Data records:
········

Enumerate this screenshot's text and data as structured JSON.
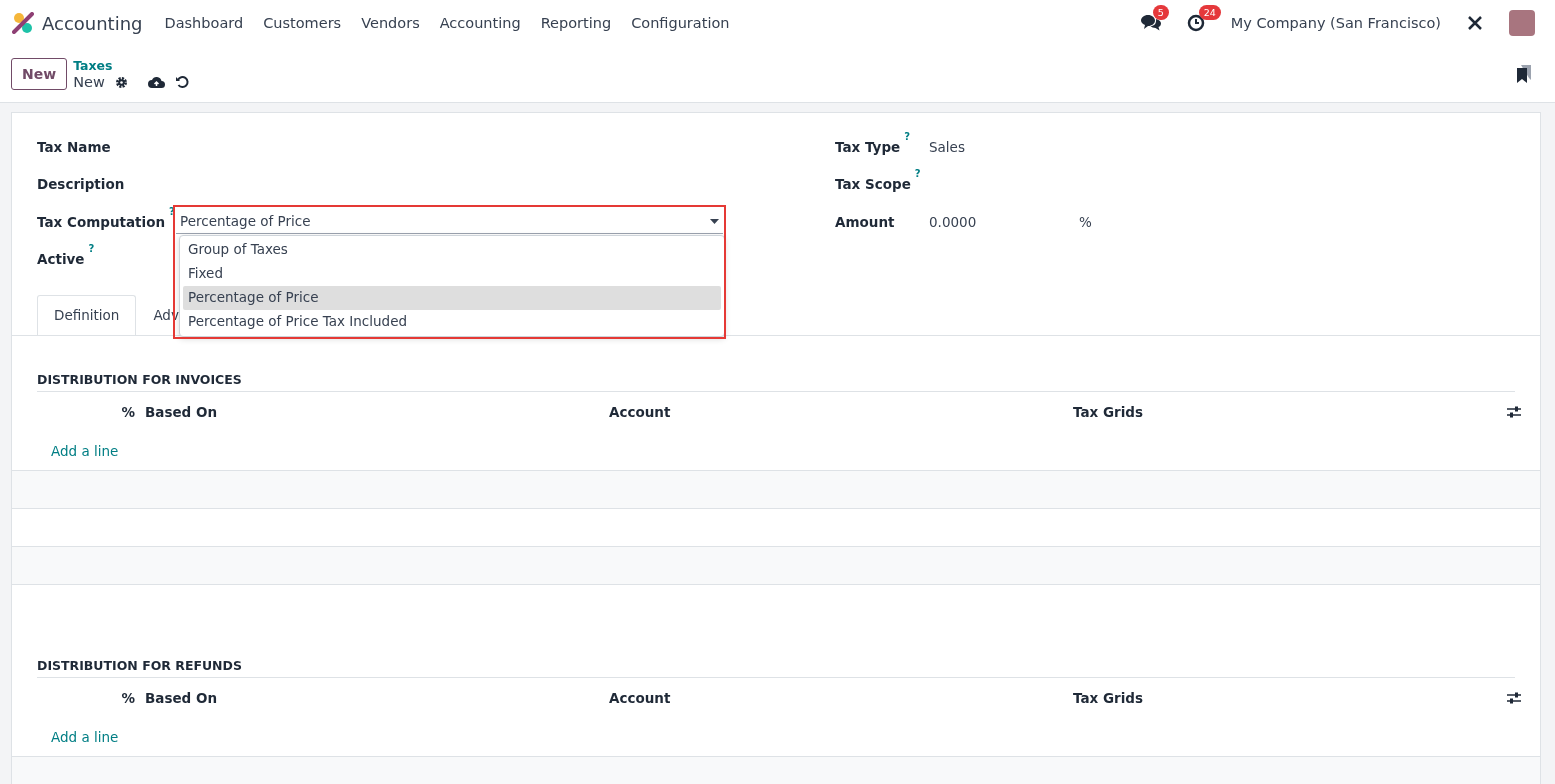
{
  "navbar": {
    "app_name": "Accounting",
    "menu": [
      "Dashboard",
      "Customers",
      "Vendors",
      "Accounting",
      "Reporting",
      "Configuration"
    ],
    "messages_badge": "5",
    "activities_badge": "24",
    "company": "My Company (San Francisco)"
  },
  "control_panel": {
    "new_button": "New",
    "breadcrumb": "Taxes",
    "record": "New"
  },
  "form": {
    "left_fields": [
      {
        "label": "Tax Name",
        "kind": "text"
      },
      {
        "label": "Description",
        "kind": "text"
      },
      {
        "label": "Tax Computation",
        "help": "?",
        "kind": "select"
      },
      {
        "label": "Active",
        "help": "?",
        "kind": "text"
      }
    ],
    "right_fields": [
      {
        "label": "Tax Type",
        "help": "?",
        "value": "Sales"
      },
      {
        "label": "Tax Scope",
        "help": "?"
      },
      {
        "label": "Amount",
        "value": "0.0000",
        "suffix": "%"
      }
    ],
    "tax_computation": {
      "value": "Percentage of Price",
      "options": [
        {
          "label": "Group of Taxes",
          "selected": false
        },
        {
          "label": "Fixed",
          "selected": false
        },
        {
          "label": "Percentage of Price",
          "selected": true
        },
        {
          "label": "Percentage of Price Tax Included",
          "selected": false
        }
      ]
    },
    "tabs": [
      {
        "label": "Definition",
        "selected": true
      },
      {
        "label": "Adv",
        "selected": false
      }
    ],
    "sections": [
      {
        "title": "DISTRIBUTION FOR INVOICES",
        "columns": [
          "%",
          "Based On",
          "Account",
          "Tax Grids"
        ],
        "add_line": "Add a line"
      },
      {
        "title": "DISTRIBUTION FOR REFUNDS",
        "columns": [
          "%",
          "Based On",
          "Account",
          "Tax Grids"
        ],
        "add_line": "Add a line"
      }
    ]
  }
}
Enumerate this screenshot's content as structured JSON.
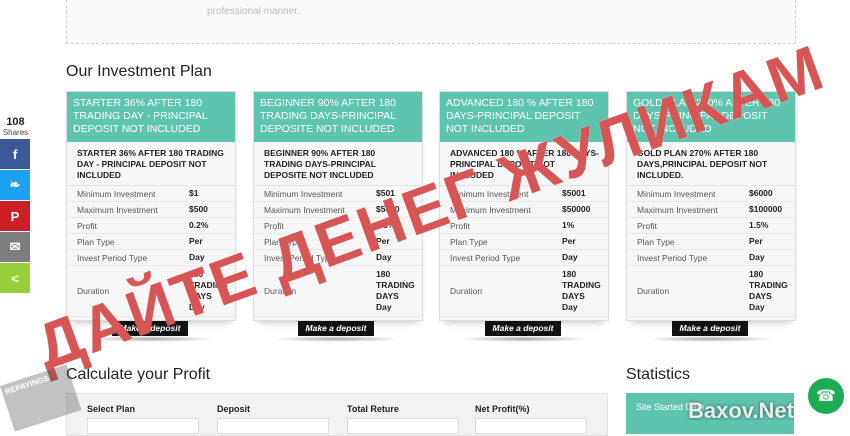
{
  "top_box": {
    "faded_text": "professional manner."
  },
  "investment_title": "Our Investment Plan",
  "plans": [
    {
      "header": "STARTER 36% AFTER 180 TRADING DAY - PRINCIPAL DEPOSIT NOT INCLUDED",
      "desc": "STARTER 36% AFTER 180 TRADING DAY - PRINCIPAL DEPOSIT NOT INCLUDED",
      "min_label": "Minimum Investment",
      "min": "$1",
      "max_label": "Maximum Investment",
      "max": "$500",
      "profit_label": "Profit",
      "profit": "0.2%",
      "type_label": "Plan Type",
      "type": "Per",
      "period_label": "Invest Period Type",
      "period": "Day",
      "duration_label": "Duration",
      "duration": "180 TRADING DAYS Day",
      "button": "Make a deposit"
    },
    {
      "header": "BEGINNER 90% AFTER 180 TRADING DAYS-PRINCIPAL DEPOSITE NOT INCLUDED",
      "desc": "BEGINNER 90% AFTER 180 TRADING DAYS-PRINCIPAL DEPOSITE NOT INCLUDED",
      "min_label": "Minimum Investment",
      "min": "$501",
      "max_label": "Maximum Investment",
      "max": "$5000",
      "profit_label": "Profit",
      "profit": "0.5%",
      "type_label": "Plan Type",
      "type": "Per",
      "period_label": "Invest Period Type",
      "period": "Day",
      "duration_label": "Duration",
      "duration": "180 TRADING DAYS Day",
      "button": "Make a deposit"
    },
    {
      "header": "ADVANCED 180 % AFTER 180 DAYS-PRINCIPAL DEPOSIT NOT INCLUDED",
      "desc": "ADVANCED 180 % AFTER 180 DAYS-PRINCIPAL DEPOSIT NOT INCLUDED",
      "min_label": "Minimum Investment",
      "min": "$5001",
      "max_label": "Maximum Investment",
      "max": "$50000",
      "profit_label": "Profit",
      "profit": "1%",
      "type_label": "Plan Type",
      "type": "Per",
      "period_label": "Invest Period Type",
      "period": "Day",
      "duration_label": "Duration",
      "duration": "180 TRADING DAYS Day",
      "button": "Make a deposit"
    },
    {
      "header": "GOLD PLAN 270% AFTER 180 DAYS-PRINCIPAL DEPOSIT NOT INCLUDED",
      "desc": "GOLD PLAN 270% AFTER 180 DAYS,PRINCIPAL DEPOSIT NOT INCLUDED.",
      "min_label": "Minimum Investment",
      "min": "$6000",
      "max_label": "Maximum Investment",
      "max": "$100000",
      "profit_label": "Profit",
      "profit": "1.5%",
      "type_label": "Plan Type",
      "type": "Per",
      "period_label": "Invest Period Type",
      "period": "Day",
      "duration_label": "Duration",
      "duration": "180 TRADING DAYS Day",
      "button": "Make a deposit"
    }
  ],
  "share": {
    "count": "108",
    "label": "Shares",
    "buttons": [
      {
        "icon": "facebook-icon",
        "glyph": "f",
        "color": "#3b5998"
      },
      {
        "icon": "twitter-icon",
        "glyph": "❧",
        "color": "#1da1f2"
      },
      {
        "icon": "pinterest-icon",
        "glyph": "P",
        "color": "#cb2027"
      },
      {
        "icon": "email-icon",
        "glyph": "✉",
        "color": "#7d7d7d"
      },
      {
        "icon": "share-icon",
        "glyph": "<",
        "color": "#95d03a"
      }
    ]
  },
  "calculator": {
    "title": "Calculate your Profit",
    "col_plan": "Select Plan",
    "col_deposit": "Deposit",
    "col_total": "Total Reture",
    "col_net": "Net Profit(%)"
  },
  "statistics": {
    "title": "Statistics",
    "line1": "Site Started Date"
  },
  "overlay": {
    "text": "ДАЙТЕ ДЕНЕГ ЖУЛИКАМ"
  },
  "watermark": {
    "text": "Baxov.Net"
  },
  "stamp": {
    "text": "REPAYINGS"
  },
  "chat": {
    "glyph": "☎"
  }
}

········

* _Objective_
Where does the word "structured" appear? Return each line that holds it.

* _Answer to the problem_
Enumerate this screenshot's text and data as structured JSON.
Enumerate this screenshot's content as structured JSON.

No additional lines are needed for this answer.